== Excerpted records ==
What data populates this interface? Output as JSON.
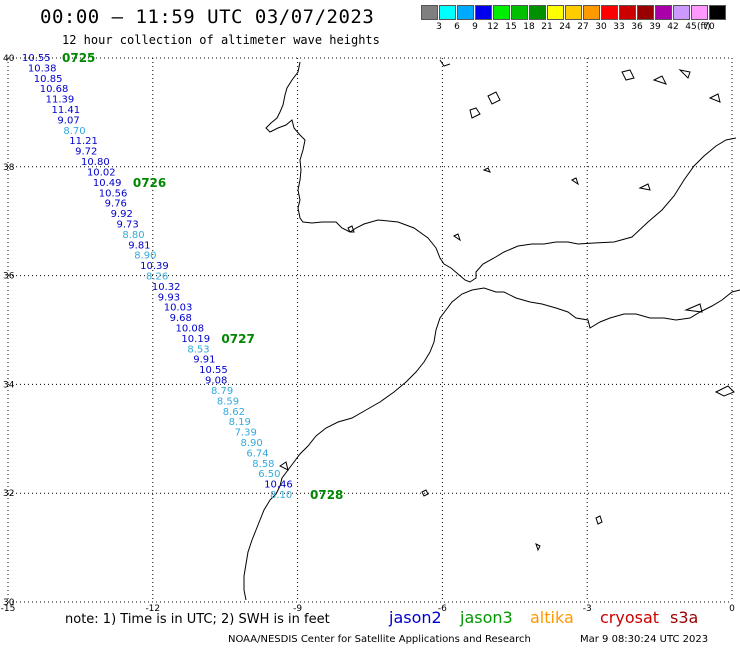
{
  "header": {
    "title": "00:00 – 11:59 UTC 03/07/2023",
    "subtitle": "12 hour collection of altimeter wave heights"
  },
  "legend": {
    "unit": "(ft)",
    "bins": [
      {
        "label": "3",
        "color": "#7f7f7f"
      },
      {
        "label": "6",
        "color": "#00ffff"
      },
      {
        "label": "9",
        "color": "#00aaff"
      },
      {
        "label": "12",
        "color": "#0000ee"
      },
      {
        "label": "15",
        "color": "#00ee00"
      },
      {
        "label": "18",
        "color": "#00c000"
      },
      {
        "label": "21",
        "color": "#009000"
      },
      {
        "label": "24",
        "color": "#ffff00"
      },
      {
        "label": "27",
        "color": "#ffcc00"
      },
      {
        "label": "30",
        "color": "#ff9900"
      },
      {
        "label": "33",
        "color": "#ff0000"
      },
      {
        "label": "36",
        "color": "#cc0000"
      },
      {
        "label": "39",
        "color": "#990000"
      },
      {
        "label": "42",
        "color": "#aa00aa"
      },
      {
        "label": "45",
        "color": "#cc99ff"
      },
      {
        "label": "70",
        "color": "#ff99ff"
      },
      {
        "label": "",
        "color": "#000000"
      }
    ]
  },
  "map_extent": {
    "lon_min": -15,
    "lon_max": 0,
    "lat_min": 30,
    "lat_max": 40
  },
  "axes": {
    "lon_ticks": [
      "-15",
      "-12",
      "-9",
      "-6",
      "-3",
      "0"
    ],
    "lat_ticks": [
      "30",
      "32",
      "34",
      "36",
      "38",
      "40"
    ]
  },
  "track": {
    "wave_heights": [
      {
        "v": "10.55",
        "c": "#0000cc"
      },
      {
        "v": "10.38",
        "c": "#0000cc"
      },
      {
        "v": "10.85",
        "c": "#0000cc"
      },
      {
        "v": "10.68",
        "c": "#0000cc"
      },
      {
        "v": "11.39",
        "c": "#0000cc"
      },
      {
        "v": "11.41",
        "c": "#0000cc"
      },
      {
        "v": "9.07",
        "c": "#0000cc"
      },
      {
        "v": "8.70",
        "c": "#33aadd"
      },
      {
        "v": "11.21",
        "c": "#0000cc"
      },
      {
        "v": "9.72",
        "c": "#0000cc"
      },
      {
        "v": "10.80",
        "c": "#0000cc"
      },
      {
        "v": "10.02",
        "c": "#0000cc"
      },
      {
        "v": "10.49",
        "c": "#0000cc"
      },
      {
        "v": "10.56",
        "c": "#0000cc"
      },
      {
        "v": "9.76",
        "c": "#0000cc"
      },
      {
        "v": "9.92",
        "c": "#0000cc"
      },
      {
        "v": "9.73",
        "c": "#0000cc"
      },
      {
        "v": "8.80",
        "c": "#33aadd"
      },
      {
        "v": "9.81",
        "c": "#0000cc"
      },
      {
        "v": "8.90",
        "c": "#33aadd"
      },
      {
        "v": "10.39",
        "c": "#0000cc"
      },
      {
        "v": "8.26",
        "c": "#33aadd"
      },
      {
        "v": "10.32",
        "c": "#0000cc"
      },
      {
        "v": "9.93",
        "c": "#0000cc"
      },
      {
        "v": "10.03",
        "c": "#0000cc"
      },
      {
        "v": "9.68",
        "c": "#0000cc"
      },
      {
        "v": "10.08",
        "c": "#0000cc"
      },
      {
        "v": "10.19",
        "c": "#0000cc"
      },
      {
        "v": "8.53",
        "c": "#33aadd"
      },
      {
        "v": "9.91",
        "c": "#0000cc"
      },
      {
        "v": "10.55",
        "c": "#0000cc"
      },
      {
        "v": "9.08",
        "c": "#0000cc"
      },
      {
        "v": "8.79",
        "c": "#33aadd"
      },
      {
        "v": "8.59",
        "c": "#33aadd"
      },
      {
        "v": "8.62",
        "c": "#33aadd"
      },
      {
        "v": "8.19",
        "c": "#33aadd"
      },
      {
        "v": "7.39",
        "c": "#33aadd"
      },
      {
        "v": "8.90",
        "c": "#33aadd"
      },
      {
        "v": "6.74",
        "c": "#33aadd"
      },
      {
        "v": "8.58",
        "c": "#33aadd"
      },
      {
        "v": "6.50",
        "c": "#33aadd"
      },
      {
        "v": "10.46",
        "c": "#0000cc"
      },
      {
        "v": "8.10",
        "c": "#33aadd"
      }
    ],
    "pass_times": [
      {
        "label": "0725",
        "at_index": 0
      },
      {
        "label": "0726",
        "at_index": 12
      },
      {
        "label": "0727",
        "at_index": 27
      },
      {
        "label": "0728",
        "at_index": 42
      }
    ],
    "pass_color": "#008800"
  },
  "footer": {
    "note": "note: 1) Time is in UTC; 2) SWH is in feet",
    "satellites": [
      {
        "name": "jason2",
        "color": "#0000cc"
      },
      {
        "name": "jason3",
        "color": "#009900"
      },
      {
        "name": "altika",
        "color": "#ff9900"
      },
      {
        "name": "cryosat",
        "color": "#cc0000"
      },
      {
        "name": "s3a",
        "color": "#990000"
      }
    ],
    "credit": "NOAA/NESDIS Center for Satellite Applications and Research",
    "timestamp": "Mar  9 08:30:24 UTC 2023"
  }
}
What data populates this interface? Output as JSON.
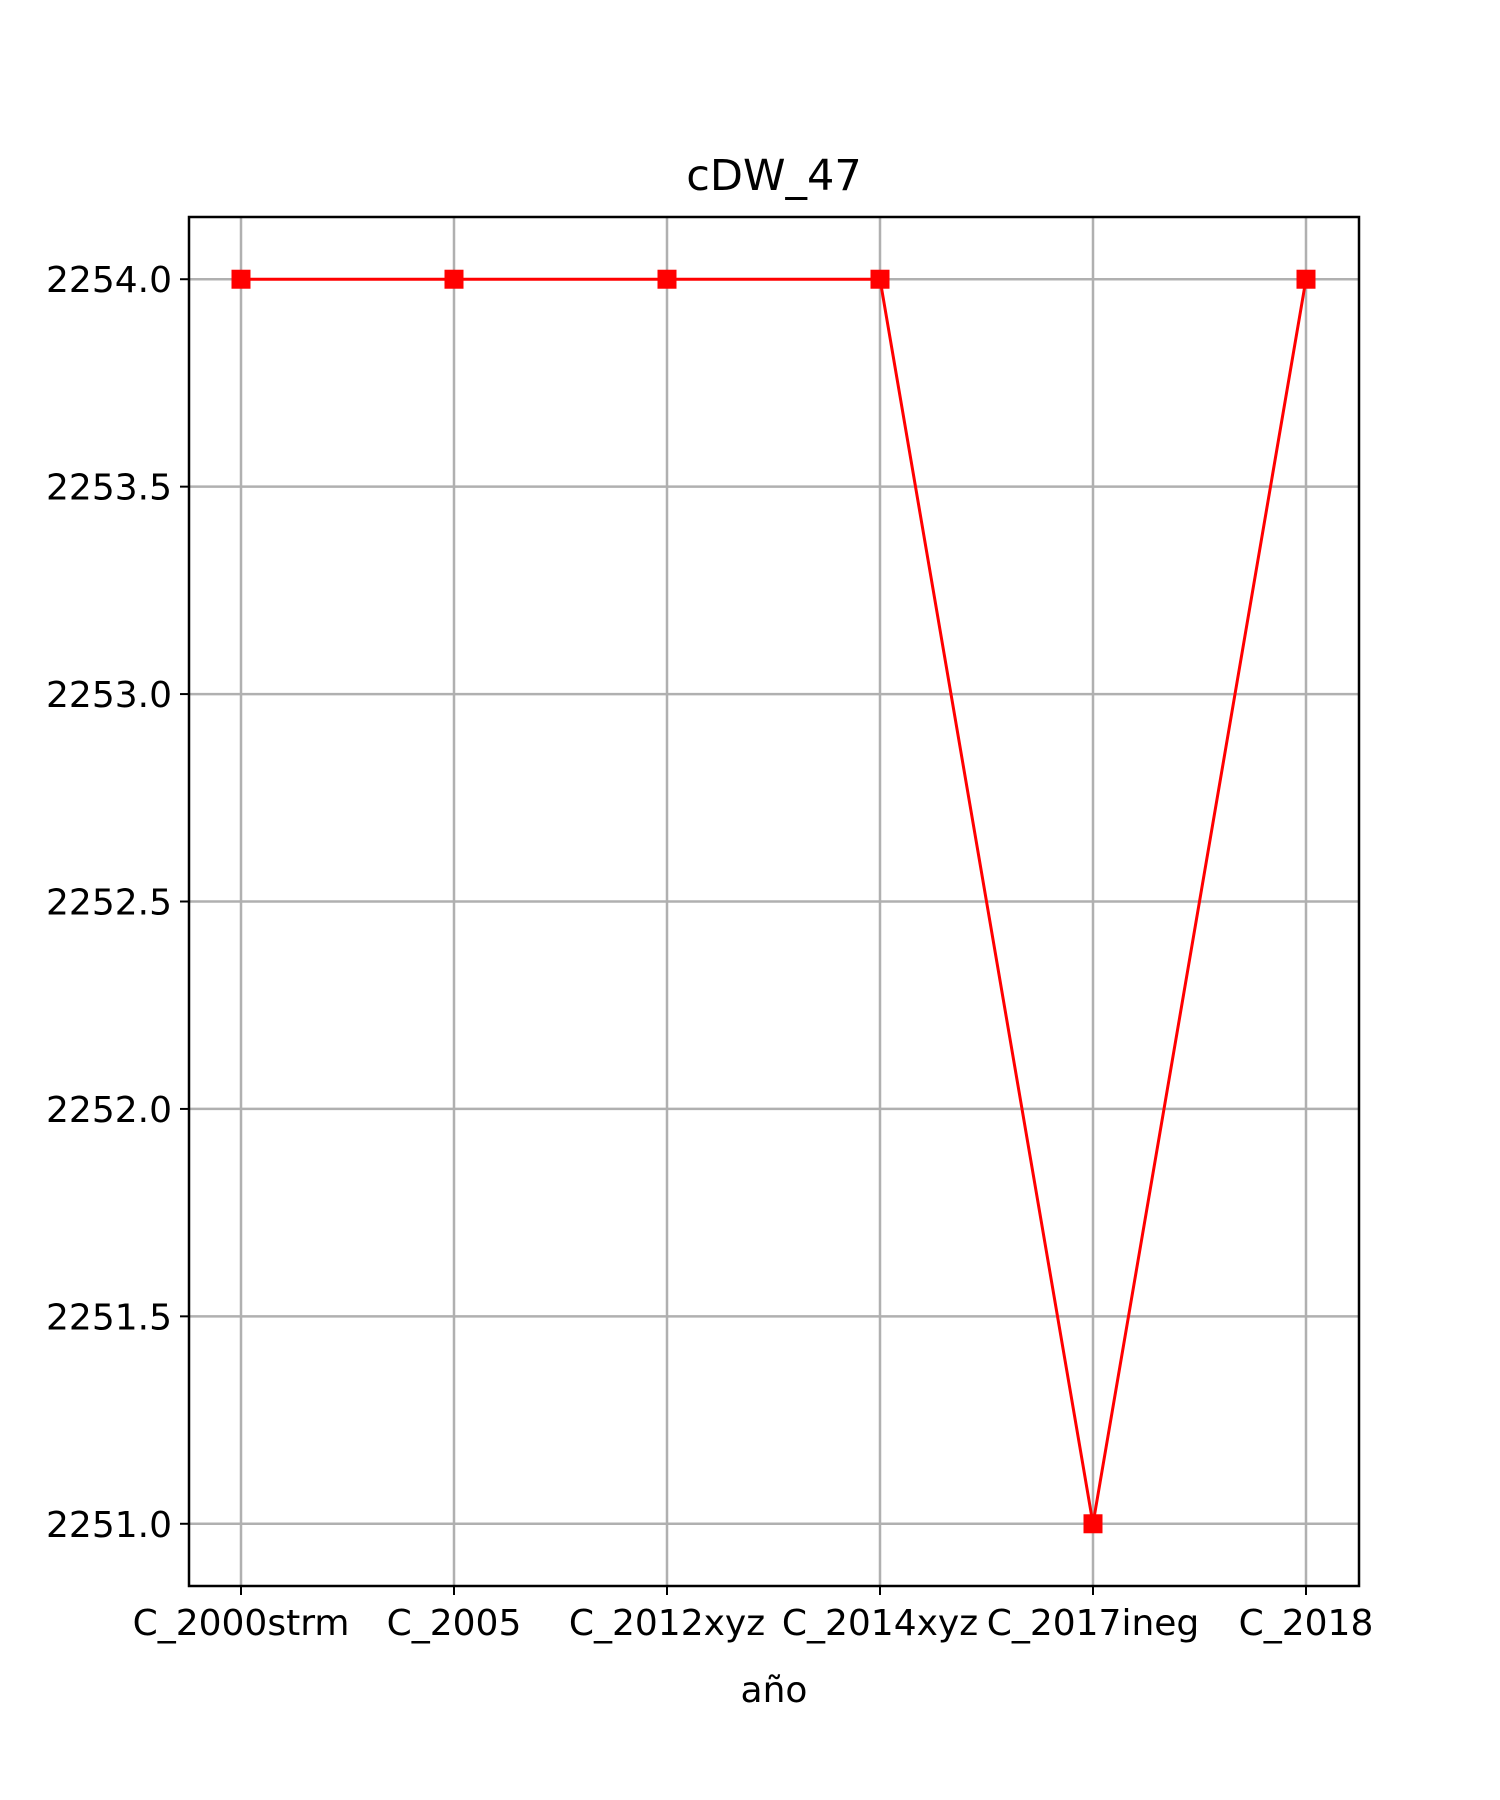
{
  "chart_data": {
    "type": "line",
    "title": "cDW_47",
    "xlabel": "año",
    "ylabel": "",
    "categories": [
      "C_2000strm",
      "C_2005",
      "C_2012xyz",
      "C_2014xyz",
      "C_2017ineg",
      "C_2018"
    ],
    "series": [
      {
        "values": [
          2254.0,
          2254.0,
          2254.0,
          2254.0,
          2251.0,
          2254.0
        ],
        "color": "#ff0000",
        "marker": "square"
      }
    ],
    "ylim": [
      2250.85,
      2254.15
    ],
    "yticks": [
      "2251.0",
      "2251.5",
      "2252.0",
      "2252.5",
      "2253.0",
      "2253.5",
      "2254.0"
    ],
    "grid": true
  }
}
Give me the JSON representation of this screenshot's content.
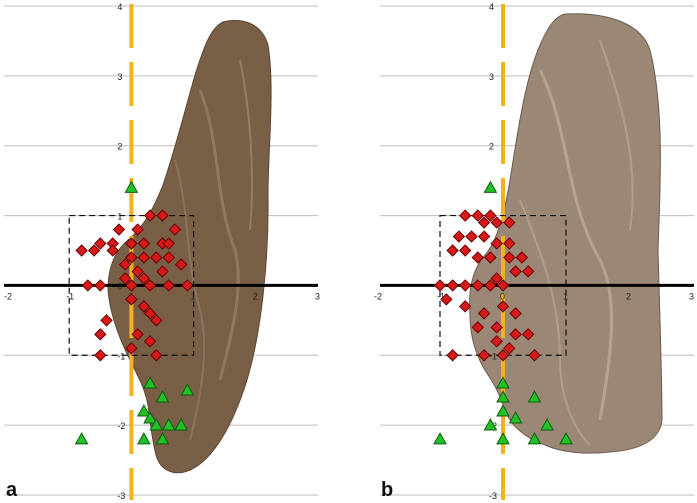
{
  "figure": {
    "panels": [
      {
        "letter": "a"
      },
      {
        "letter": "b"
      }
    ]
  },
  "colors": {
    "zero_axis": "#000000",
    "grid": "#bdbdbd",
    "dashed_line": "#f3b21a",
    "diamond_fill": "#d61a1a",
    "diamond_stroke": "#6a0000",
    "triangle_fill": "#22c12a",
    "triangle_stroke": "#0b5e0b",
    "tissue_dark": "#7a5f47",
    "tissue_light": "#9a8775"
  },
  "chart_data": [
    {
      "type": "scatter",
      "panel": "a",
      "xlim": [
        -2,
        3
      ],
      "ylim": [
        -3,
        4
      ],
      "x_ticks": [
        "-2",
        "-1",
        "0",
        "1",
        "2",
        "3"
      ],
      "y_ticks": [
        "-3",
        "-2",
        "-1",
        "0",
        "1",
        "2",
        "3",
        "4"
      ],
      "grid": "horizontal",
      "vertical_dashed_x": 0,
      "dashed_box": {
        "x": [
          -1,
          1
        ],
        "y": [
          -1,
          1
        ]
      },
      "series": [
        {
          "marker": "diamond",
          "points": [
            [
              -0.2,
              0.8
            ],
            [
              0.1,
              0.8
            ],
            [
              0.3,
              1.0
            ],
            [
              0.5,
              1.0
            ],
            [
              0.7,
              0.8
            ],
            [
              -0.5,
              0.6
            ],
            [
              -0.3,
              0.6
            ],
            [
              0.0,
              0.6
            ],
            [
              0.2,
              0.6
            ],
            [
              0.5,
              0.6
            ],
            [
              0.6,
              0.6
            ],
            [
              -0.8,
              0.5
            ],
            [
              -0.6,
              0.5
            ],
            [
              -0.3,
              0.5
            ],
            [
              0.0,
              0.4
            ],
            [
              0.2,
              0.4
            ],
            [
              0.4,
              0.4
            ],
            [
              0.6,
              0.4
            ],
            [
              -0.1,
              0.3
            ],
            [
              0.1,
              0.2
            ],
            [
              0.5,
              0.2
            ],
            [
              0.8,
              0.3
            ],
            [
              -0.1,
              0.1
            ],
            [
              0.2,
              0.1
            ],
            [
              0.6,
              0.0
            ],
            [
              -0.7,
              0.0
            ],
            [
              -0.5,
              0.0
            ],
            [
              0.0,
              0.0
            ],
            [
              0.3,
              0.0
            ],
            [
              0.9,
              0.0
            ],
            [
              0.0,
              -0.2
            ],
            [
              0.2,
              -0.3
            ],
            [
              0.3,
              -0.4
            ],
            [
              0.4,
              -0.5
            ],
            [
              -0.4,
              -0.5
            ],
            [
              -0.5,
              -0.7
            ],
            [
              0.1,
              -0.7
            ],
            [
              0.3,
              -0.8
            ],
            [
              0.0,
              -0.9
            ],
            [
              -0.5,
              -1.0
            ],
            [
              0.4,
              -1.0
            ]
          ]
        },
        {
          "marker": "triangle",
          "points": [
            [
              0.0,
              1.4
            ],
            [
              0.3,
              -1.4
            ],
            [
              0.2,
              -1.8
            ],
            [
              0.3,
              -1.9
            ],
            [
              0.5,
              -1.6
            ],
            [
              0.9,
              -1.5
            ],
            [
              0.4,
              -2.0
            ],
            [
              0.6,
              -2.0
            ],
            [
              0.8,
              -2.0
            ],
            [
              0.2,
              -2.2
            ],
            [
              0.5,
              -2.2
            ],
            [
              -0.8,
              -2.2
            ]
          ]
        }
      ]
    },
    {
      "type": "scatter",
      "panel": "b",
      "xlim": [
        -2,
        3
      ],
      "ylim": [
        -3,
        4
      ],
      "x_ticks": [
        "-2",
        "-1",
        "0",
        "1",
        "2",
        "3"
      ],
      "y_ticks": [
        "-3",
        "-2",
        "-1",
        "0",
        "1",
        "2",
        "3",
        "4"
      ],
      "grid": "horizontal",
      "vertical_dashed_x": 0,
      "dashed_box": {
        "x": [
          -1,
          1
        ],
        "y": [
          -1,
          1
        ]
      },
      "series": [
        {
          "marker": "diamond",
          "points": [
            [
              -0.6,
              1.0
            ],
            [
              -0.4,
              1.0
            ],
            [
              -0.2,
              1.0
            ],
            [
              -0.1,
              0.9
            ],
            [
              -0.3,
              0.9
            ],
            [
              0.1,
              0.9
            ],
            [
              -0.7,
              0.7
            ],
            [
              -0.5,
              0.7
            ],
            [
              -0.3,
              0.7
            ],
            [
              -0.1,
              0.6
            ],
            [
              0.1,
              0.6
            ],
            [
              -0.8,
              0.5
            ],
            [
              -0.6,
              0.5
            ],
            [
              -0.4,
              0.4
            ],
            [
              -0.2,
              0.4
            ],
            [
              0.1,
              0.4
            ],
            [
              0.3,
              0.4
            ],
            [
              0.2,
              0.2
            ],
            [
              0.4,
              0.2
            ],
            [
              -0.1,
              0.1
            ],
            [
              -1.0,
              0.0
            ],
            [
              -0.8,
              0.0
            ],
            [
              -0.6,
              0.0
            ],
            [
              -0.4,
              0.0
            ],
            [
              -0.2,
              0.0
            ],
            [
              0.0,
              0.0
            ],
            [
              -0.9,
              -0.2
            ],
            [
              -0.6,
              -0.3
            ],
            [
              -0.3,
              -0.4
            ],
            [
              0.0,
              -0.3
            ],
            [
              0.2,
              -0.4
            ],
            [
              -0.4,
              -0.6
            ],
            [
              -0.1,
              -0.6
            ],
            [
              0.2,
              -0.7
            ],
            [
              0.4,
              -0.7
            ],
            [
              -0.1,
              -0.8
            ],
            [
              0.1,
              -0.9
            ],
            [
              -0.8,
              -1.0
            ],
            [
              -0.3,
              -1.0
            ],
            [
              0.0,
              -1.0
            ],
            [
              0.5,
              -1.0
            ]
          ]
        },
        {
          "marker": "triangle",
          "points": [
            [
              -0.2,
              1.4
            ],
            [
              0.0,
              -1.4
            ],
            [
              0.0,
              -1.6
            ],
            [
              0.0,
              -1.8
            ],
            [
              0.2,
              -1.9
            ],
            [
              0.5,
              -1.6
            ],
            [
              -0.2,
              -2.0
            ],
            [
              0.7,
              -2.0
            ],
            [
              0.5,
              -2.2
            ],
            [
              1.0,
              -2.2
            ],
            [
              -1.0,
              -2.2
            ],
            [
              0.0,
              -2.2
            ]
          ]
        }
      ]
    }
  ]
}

== Aim of the task ==
Pick out all the lines with the word "name" in them and copy them.

== Final answer ==
        "name": "jason2",
        "name": "jason3",
        "name": "altika",
        "name": "cryosat",
        "name": "s3a",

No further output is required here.